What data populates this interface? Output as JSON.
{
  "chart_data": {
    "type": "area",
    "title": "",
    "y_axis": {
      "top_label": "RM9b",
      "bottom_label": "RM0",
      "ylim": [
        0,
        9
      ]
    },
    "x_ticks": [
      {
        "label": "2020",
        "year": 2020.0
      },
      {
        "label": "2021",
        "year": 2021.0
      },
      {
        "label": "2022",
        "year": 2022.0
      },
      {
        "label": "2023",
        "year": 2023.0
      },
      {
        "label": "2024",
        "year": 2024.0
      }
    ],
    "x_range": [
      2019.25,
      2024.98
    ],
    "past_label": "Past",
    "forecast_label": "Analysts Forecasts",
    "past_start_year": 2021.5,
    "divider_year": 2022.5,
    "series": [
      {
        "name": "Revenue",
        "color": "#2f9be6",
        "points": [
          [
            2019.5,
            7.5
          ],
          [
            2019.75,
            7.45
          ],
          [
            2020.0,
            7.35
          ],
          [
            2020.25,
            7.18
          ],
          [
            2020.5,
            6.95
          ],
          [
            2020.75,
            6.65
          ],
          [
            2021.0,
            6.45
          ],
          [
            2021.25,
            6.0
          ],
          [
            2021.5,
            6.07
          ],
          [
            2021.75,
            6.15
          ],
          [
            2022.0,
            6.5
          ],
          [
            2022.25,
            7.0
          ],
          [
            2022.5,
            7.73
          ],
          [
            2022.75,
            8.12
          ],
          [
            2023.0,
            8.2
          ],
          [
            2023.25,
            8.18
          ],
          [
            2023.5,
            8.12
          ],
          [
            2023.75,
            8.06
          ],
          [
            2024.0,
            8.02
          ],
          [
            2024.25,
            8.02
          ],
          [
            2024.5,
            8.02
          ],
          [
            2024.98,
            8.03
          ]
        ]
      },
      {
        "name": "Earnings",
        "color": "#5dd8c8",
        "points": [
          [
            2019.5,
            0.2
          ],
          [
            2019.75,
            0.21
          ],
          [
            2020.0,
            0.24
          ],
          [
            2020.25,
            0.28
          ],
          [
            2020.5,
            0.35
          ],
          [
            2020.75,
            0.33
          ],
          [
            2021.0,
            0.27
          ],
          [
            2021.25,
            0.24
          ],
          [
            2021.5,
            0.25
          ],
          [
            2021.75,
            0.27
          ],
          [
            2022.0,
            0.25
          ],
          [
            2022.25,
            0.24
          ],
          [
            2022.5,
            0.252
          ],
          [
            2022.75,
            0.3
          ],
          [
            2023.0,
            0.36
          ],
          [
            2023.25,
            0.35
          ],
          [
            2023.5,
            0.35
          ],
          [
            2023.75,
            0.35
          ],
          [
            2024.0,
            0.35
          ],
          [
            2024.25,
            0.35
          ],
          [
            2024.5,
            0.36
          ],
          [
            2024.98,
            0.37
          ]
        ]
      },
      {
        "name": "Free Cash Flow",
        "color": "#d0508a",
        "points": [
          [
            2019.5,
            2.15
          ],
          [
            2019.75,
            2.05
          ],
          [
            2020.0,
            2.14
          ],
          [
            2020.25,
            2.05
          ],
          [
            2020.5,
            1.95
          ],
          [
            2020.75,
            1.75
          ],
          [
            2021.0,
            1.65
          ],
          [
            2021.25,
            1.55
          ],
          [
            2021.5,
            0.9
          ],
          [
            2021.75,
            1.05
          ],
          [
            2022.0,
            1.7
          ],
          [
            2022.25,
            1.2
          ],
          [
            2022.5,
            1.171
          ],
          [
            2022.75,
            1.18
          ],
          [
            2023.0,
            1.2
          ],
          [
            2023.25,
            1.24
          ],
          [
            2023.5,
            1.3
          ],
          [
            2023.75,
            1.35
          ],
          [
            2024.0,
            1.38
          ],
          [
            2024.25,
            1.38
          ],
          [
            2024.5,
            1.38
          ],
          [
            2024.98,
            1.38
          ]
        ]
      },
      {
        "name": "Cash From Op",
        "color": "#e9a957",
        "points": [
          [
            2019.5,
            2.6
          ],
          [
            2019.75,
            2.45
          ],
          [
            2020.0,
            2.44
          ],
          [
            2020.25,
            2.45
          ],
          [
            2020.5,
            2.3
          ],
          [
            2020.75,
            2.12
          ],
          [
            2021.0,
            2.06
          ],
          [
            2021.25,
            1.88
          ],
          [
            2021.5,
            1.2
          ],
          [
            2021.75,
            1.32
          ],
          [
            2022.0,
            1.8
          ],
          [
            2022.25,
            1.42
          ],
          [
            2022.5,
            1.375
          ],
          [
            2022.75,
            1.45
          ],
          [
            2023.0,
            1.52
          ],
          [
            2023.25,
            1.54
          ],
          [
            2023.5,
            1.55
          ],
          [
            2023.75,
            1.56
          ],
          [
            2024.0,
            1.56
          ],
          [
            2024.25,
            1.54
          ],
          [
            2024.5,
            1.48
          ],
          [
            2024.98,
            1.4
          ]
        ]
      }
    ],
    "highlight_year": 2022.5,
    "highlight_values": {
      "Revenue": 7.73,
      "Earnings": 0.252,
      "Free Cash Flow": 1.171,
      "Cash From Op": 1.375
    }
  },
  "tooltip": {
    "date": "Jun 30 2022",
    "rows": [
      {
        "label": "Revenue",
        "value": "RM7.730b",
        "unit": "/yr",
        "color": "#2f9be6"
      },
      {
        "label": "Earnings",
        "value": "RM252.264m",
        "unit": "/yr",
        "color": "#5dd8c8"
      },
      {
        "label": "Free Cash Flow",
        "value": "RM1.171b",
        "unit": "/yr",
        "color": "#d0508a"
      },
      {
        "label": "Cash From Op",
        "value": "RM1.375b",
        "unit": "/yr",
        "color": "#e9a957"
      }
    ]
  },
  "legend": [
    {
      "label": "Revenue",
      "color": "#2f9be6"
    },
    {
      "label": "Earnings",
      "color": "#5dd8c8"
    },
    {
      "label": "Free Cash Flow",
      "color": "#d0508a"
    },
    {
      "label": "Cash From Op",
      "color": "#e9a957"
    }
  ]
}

* * *

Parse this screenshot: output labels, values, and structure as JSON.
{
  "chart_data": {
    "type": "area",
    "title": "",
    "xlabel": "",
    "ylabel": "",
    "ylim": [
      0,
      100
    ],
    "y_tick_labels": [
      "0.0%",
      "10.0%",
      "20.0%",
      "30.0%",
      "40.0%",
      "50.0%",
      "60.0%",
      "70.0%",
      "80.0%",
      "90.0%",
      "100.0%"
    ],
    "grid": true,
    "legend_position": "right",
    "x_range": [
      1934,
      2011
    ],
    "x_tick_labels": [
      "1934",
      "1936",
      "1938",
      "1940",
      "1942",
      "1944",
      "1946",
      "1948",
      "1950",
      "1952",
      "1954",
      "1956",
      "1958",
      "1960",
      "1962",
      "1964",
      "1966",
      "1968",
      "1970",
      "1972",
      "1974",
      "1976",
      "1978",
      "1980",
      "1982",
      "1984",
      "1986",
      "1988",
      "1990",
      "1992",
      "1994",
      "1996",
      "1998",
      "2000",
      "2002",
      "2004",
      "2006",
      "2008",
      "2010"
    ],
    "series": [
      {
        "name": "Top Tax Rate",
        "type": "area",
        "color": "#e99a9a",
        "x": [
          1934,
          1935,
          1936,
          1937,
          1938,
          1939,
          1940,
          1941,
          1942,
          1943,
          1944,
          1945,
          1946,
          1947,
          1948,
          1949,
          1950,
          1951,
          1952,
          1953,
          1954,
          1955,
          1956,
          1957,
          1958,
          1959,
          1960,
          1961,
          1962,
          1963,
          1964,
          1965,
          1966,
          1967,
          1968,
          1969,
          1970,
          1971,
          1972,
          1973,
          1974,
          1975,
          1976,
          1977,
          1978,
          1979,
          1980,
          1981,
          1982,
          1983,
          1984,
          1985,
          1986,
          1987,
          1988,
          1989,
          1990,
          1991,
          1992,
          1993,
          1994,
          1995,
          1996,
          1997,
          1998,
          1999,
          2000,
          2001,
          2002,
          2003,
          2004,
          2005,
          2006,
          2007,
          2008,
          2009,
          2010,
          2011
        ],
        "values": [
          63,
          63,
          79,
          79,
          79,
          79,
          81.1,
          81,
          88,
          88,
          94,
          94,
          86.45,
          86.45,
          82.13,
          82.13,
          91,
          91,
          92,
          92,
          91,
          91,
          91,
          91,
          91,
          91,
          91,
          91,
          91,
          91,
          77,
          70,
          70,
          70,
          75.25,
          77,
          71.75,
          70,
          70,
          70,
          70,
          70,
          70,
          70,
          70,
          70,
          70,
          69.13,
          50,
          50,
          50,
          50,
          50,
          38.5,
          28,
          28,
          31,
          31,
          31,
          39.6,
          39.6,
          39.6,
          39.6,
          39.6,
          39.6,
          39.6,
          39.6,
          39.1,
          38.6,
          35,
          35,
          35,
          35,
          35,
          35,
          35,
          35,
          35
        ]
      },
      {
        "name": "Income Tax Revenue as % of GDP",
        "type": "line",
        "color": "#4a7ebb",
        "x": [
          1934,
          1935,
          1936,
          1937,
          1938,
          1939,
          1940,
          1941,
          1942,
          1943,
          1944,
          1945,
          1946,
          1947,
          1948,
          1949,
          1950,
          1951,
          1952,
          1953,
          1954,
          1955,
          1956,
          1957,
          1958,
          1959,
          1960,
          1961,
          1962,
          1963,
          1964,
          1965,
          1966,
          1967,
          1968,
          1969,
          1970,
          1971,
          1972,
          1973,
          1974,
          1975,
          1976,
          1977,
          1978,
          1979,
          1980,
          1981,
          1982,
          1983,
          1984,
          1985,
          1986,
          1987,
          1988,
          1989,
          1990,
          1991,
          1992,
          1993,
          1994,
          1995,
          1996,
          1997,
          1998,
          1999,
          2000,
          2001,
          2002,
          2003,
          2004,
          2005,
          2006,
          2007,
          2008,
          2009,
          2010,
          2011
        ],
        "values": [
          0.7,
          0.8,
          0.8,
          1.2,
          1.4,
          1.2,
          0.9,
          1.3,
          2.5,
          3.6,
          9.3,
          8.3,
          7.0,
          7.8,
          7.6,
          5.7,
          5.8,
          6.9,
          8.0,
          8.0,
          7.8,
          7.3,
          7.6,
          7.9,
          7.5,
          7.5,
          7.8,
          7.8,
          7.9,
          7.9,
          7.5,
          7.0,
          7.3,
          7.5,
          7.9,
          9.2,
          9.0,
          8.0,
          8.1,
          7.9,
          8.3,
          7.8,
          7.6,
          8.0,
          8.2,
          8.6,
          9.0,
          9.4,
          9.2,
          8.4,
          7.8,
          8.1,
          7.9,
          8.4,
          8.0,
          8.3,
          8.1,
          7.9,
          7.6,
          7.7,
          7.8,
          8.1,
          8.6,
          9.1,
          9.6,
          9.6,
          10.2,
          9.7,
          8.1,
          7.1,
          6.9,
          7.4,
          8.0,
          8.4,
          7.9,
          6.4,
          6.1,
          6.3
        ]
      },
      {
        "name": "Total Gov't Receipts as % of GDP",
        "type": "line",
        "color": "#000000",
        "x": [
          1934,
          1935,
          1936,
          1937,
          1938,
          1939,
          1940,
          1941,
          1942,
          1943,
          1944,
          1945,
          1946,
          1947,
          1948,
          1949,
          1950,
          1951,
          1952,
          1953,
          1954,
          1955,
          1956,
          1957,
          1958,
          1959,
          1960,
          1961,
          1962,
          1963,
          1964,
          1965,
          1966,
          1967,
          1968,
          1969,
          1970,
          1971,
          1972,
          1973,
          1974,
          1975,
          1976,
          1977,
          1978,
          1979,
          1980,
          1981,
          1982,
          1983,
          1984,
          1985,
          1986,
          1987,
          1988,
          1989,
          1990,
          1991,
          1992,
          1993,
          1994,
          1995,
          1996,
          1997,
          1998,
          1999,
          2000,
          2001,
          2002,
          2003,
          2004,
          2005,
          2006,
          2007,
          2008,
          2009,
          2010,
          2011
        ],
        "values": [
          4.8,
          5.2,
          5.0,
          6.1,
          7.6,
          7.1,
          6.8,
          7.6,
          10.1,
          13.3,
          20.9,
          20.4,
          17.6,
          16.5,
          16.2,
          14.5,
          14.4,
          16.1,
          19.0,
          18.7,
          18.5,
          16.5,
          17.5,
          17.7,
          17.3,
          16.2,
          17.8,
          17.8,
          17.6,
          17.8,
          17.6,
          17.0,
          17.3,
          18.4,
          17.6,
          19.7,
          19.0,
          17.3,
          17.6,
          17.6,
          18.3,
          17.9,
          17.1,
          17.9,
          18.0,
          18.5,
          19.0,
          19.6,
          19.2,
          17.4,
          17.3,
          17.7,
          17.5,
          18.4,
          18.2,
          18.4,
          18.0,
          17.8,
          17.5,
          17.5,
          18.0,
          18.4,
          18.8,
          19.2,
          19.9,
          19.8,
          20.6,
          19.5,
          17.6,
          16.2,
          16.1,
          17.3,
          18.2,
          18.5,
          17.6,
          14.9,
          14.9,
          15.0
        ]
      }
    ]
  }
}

---

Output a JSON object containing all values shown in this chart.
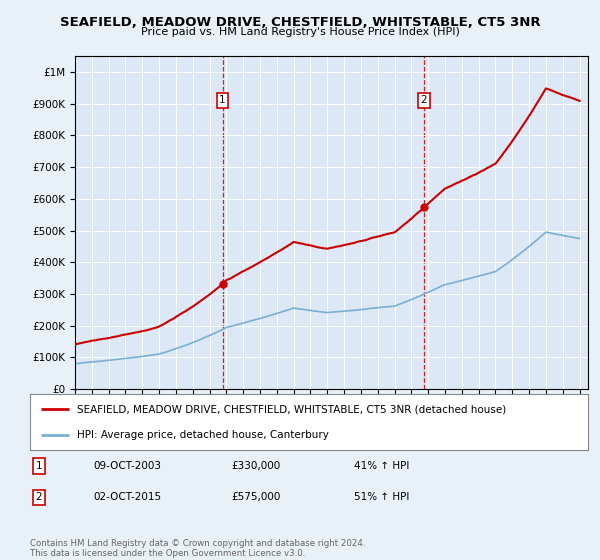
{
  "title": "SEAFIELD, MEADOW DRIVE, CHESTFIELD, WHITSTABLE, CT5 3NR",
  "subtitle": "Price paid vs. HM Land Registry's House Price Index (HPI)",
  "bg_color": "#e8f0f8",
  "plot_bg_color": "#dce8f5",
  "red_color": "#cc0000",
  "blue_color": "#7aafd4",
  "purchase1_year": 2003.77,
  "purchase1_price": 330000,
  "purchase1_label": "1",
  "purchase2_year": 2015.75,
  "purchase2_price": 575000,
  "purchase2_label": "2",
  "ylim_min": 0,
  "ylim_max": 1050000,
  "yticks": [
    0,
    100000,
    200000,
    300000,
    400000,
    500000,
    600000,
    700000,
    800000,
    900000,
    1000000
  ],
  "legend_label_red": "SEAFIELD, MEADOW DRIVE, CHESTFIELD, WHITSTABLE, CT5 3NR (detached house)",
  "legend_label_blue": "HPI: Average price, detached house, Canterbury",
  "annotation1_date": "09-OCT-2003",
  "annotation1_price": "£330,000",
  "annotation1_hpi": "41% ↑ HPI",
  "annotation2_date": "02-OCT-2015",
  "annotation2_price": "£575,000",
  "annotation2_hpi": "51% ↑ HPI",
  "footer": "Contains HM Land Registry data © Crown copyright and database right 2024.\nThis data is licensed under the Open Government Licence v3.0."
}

WHAT IS BEING ASKED:
Pull out each line of the records holding the string "detached".

ANSWER TO THIS TASK:
  "legend_label_red": "SEAFIELD, MEADOW DRIVE, CHESTFIELD, WHITSTABLE, CT5 3NR (detached house)",
  "legend_label_blue": "HPI: Average price, detached house, Canterbury",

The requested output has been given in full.